The input:
--*--

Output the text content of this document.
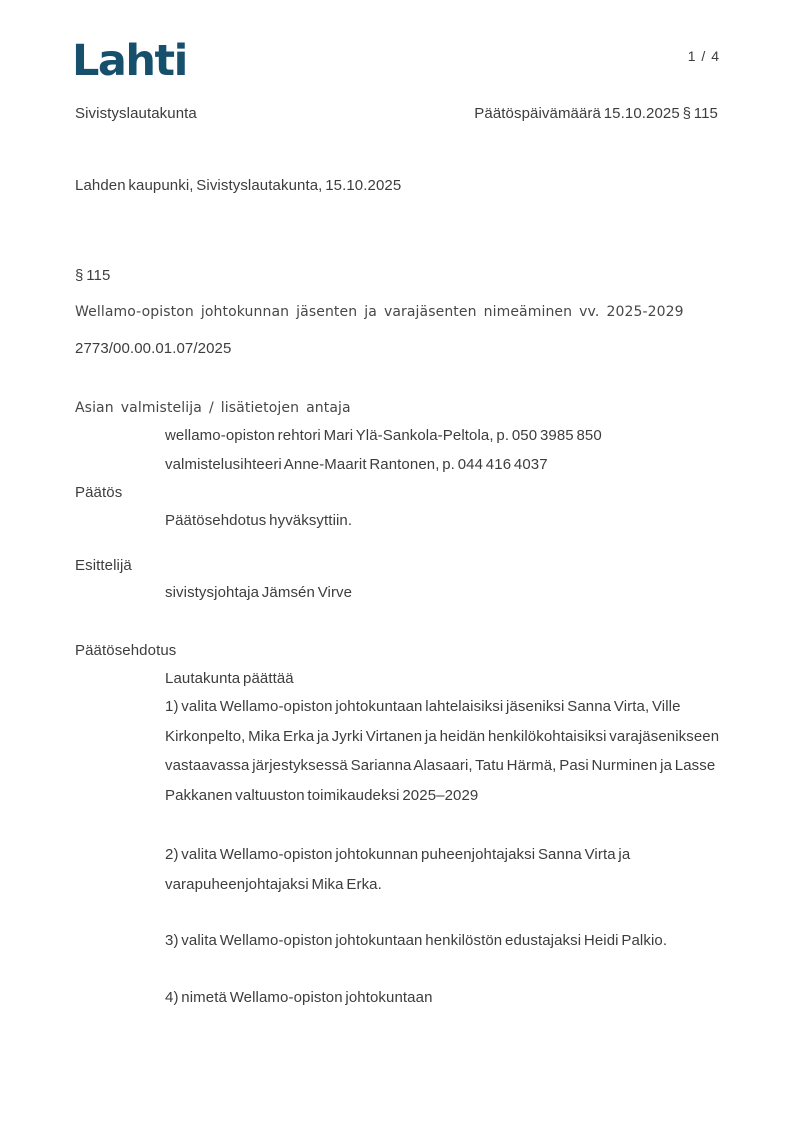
Lahti	1 / 4
Sivistyslautakunta	Päätöspäivämäärä 15.10.2025 § 115
Lahden kaupunki, Sivistyslautakunta, 15.10.2025
§ 115
Wellamo-opiston johtokunnan jäsenten ja varajäsenten nimeäminen vv. 2025-2029
2773/00.00.01.07/2025
Asian valmistelija / lisätietojen antaja
wellamo-opiston rehtori Mari Ylä-Sankola-Peltola, p. 050 3985 850
valmistelusihteeri Anne-Maarit Rantonen, p. 044 416 4037
Päätös
Päätösehdotus hyväksyttiin.
Esittelijä
sivistysjohtaja Jämsén Virve
Päätösehdotus
Lautakunta päättää
1) valita Wellamo-opiston johtokuntaan lahtelaisiksi jäseniksi Sanna Virta, Ville Kirkonpelto, Mika Erka ja Jyrki Virtanen ja heidän henkilökohtaisiksi varajäsenikseen vastaavassa järjestyksessä Sarianna Alasaari, Tatu Härmä, Pasi Nurminen ja Lasse Pakkanen valtuuston toimikaudeksi 2025–2029
2) valita Wellamo-opiston johtokunnan puheenjohtajaksi Sanna Virta ja varapuheenjohtajaksi Mika Erka.
3) valita Wellamo-opiston johtokuntaan henkilöstön edustajaksi Heidi Palkio.
4) nimetä Wellamo-opiston johtokuntaan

--*--

Quote the preceding listing precisely and completely, omitting its images.

Result for this task:
Output the text content of this document.
Lahti	1 / 4
Sivistyslautakunta	Päätöspäivämäärä 15.10.2025 § 115
Lahden kaupunki, Sivistyslautakunta, 15.10.2025
§ 115
Wellamo-opiston johtokunnan jäsenten ja varajäsenten nimeäminen vv. 2025-2029
2773/00.00.01.07/2025
Asian valmistelija / lisätietojen antaja
wellamo-opiston rehtori Mari Ylä-Sankola-Peltola, p. 050 3985 850
valmistelusihteeri Anne-Maarit Rantonen, p. 044 416 4037
Päätös
Päätösehdotus hyväksyttiin.
Esittelijä
sivistysjohtaja Jämsén Virve
Päätösehdotus
Lautakunta päättää
1) valita Wellamo-opiston johtokuntaan lahtelaisiksi jäseniksi Sanna Virta, Ville Kirkonpelto, Mika Erka ja Jyrki Virtanen ja heidän henkilökohtaisiksi varajäsenikseen vastaavassa järjestyksessä Sarianna Alasaari, Tatu Härmä, Pasi Nurminen ja Lasse Pakkanen valtuuston toimikaudeksi 2025–2029
2) valita Wellamo-opiston johtokunnan puheenjohtajaksi Sanna Virta ja varapuheenjohtajaksi Mika Erka.
3) valita Wellamo-opiston johtokuntaan henkilöstön edustajaksi Heidi Palkio.
4) nimetä Wellamo-opiston johtokuntaan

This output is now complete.